### TESTO CITATO
━━━━━━━━━━━━━━━━━━━━━━━━━━━━━━

Volutamente, in questa nota, non affronto i temi politici attuali e le dinamiche interne ai vari gruppi che ne determinano le scelte. Dò per scontato che tutto questo, anche se non ne sono convinto, appartenga alla conoscenza dei cittadini.
Lo stallo continuo dei lavori dell’assemblea regionale siciliana e le perenni difficoltà ad operare e decidere mi suggeriscono alcune proposte di modifica della normativa elettorale che potrebbero essere utili a rinvigorire una istituzione che sempre più si riavvita su se stessa.
Innanzitutto dovremmo impedire che si continui a scegliere il Presidente della Regione affidando la sua elezione agli umori o agli equilibri politici del momento per poi subire, anche per cinque anni, le conseguenze di una scelta sbagliata.

━━━━━━━━━━━━━━━━━━━━━━━━━━━━━━

### MATERIALE RACCOLTO
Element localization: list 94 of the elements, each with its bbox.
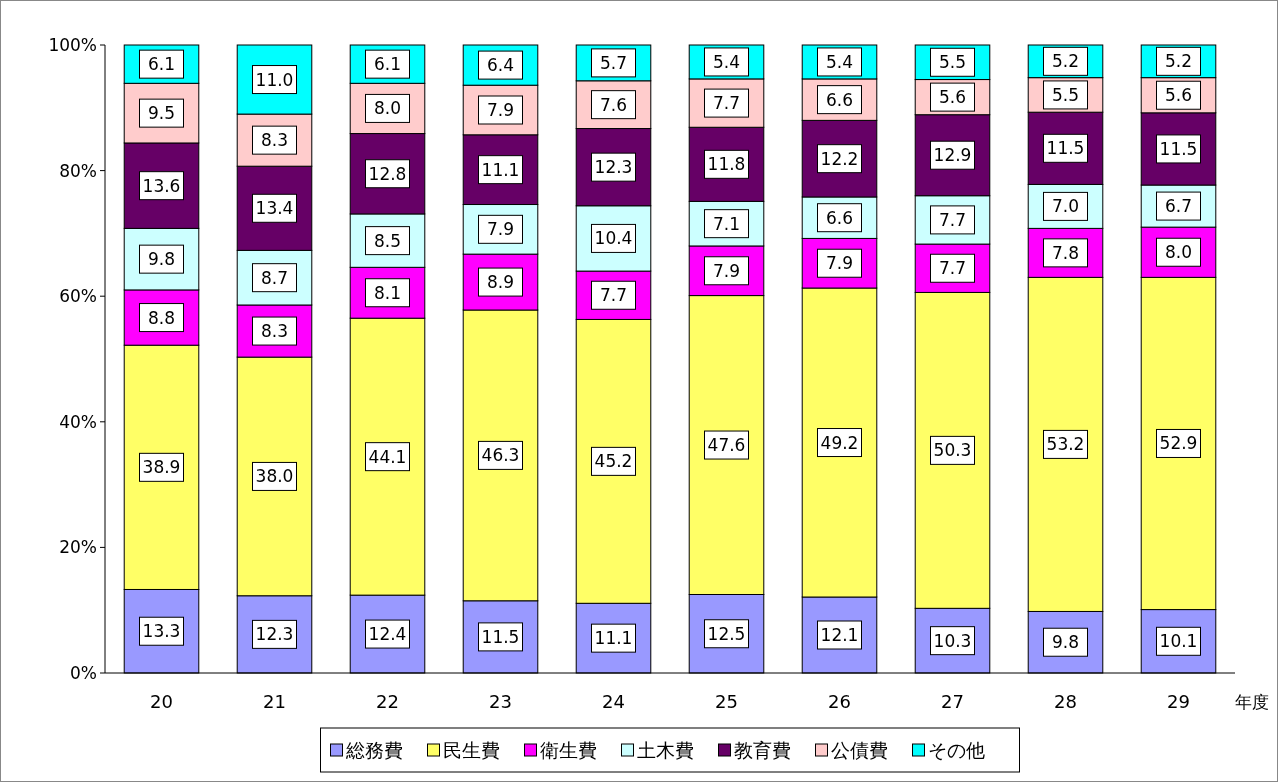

━━━━━━━━━━━━━━━━━━━━━━━━━━━━━━

### COSA FARE
Prosegui la nota sulla riforma elettorale dell'assemblea regionale siciliana, riprendendo subito dopo l'ultima frase riportata.

### SOLUZIONE DELL'ESERCIZIO
Per evitare ciò bisogna eliminare il turno unico di elezione e passare al sistema del ballottaggio per cui gli elettori avrebbero la possibilità di scegliere fra i due candidati più votati e sentirsi più partecipi nella individuazione della scelta migliore e più rappresentati dal candidato vincitore. Ciò senza apparentamento in fase di ballottaggio con l’eliminazione del mercato delle vacche che si determina necessariamente.
Poi bisogna eliminare quella cameretta clientelare e frutto di pressioni più o meno lecite e legali che porta alla formazione di un listino inutile con eletti rappresentativi solo di se stessi.
Gli eletti devono essere solamente i candidati assegnati ad ogni provincia, in base al numero dei suoi abitanti e votati dagli elettori.
Quindi nessun premio di maggioranza anacronistico in un sistema ad elezione proporzionale quale è quello per la elezione dei deputati regionali.
Inserire la clausola del limite dei tre mandati consecutivi e quindi della impossibilità di candidarsi dopo detti mandati per evitare l’assuefazione all’incarico e quindi la possibilità che esso si trasformi in un mestiere dedito all’acquisizione di prebende, favori o attività poco chiare.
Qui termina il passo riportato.